[Rows from a dataset]
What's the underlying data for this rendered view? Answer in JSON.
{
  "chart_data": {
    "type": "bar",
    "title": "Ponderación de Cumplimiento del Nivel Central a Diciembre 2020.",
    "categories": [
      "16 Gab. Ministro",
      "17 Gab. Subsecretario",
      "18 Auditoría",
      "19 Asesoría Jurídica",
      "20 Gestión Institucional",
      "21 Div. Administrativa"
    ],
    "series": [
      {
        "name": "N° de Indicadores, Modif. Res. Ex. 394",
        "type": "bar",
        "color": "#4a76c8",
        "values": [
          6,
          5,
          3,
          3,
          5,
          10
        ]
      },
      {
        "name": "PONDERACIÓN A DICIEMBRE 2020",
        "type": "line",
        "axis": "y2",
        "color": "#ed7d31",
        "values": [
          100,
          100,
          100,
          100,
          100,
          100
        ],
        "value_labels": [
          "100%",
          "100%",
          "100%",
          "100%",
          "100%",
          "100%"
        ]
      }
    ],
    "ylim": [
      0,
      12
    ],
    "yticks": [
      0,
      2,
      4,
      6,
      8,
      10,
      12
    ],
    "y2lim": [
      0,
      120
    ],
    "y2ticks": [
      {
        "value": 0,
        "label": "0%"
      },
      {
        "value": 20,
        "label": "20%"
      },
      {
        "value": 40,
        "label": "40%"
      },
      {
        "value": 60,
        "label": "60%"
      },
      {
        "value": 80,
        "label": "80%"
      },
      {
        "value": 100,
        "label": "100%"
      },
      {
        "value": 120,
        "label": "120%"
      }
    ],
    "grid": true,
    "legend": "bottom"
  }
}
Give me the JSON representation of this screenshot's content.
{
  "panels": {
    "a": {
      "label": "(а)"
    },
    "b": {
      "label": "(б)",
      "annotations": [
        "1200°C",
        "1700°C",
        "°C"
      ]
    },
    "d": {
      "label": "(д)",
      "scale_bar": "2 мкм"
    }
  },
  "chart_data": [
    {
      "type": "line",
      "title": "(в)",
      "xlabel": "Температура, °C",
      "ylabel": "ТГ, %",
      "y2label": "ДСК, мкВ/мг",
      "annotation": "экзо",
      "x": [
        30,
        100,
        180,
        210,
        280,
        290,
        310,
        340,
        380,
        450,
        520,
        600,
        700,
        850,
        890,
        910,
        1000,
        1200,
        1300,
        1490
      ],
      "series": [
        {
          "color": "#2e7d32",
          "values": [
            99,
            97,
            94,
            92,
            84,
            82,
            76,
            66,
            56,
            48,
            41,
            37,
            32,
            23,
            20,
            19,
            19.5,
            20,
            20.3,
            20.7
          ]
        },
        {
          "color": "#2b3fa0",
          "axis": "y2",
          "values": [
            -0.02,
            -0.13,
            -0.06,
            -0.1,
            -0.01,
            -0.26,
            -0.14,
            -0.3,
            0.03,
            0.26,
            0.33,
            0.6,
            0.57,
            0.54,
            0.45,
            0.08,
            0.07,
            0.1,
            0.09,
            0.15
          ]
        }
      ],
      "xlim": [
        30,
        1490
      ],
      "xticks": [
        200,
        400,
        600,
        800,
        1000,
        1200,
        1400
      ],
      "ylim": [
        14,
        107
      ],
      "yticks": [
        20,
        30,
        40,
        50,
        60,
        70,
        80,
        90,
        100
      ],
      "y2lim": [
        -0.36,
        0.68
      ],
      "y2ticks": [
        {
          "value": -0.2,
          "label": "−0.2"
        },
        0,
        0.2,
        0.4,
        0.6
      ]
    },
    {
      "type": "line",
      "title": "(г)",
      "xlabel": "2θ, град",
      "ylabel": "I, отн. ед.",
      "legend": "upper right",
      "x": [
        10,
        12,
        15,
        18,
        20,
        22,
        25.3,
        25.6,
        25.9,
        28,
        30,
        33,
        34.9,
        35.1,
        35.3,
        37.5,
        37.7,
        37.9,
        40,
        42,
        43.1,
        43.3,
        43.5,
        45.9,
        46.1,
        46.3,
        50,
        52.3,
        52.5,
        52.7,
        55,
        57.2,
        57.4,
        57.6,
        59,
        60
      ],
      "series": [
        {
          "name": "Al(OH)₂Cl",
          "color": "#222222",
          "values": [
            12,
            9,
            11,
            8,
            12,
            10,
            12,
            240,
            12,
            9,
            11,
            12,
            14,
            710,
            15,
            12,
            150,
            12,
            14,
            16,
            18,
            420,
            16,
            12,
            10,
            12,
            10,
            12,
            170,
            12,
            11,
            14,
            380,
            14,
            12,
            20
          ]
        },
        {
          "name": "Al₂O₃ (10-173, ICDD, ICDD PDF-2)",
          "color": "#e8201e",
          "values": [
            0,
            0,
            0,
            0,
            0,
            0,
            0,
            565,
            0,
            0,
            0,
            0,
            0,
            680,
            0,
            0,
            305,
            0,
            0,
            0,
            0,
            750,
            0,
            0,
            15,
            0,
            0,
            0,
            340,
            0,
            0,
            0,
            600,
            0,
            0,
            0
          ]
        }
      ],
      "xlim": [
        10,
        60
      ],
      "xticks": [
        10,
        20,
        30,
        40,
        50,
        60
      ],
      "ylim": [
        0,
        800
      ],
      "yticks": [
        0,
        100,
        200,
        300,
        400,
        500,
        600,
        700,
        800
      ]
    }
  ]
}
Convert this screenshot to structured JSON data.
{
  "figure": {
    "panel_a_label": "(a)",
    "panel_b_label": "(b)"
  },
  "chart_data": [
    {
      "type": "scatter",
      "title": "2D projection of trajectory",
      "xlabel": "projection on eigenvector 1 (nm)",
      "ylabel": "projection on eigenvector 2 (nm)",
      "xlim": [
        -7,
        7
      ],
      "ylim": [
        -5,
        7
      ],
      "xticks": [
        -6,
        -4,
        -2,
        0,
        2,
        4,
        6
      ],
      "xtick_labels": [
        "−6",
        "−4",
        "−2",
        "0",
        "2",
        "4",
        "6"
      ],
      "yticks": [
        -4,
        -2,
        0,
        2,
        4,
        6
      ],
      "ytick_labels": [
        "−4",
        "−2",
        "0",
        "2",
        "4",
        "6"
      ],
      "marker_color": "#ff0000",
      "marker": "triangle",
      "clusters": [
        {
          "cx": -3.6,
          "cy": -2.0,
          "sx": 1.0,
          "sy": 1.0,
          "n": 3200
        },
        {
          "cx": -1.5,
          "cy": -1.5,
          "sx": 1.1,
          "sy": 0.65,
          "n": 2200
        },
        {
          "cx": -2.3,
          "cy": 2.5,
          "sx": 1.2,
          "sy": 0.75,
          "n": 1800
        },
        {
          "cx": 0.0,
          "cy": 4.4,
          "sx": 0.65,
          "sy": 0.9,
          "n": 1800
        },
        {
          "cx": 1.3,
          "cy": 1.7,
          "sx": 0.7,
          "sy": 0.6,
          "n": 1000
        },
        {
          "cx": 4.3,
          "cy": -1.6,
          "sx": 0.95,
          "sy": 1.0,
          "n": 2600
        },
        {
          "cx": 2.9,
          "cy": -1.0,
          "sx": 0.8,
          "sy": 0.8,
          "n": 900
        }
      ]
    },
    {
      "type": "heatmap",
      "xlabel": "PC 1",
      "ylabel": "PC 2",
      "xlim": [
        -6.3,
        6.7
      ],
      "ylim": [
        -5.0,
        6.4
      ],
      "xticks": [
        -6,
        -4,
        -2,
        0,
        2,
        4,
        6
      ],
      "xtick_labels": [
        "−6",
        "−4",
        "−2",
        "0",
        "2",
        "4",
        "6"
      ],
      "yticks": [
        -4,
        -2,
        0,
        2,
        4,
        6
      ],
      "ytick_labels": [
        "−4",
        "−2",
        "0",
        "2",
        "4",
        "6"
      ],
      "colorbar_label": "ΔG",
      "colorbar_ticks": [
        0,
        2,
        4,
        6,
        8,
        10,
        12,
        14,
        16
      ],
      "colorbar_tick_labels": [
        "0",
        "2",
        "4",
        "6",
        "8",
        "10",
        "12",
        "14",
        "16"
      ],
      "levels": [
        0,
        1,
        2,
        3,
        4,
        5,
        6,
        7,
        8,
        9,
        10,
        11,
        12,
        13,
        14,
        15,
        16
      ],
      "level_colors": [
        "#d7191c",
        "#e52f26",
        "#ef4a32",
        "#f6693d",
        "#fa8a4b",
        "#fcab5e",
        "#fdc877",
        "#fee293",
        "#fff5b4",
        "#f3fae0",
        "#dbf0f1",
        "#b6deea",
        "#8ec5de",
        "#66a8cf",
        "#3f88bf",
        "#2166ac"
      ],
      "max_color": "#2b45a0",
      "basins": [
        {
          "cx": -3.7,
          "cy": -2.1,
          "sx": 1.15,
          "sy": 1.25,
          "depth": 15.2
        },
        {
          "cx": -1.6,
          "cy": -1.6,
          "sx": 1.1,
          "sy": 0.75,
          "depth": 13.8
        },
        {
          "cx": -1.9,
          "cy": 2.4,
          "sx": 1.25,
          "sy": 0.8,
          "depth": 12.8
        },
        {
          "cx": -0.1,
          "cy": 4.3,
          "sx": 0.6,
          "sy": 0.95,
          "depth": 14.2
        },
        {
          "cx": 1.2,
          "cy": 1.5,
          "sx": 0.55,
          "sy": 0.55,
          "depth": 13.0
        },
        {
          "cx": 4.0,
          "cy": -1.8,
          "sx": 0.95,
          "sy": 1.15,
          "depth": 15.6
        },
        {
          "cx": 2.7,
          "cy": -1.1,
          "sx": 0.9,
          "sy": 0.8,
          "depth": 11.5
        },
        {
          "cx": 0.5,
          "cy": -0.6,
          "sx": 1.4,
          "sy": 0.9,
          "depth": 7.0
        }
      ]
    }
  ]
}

* WHAT YOU NEED TO DO
List each line in the listing that contains the string "JSON".

* EXERCISE ANSWER
What's the underlying data for this rendered view? Answer in JSON.
Give me the JSON representation of this screenshot's content.
Convert this screenshot to structured JSON data.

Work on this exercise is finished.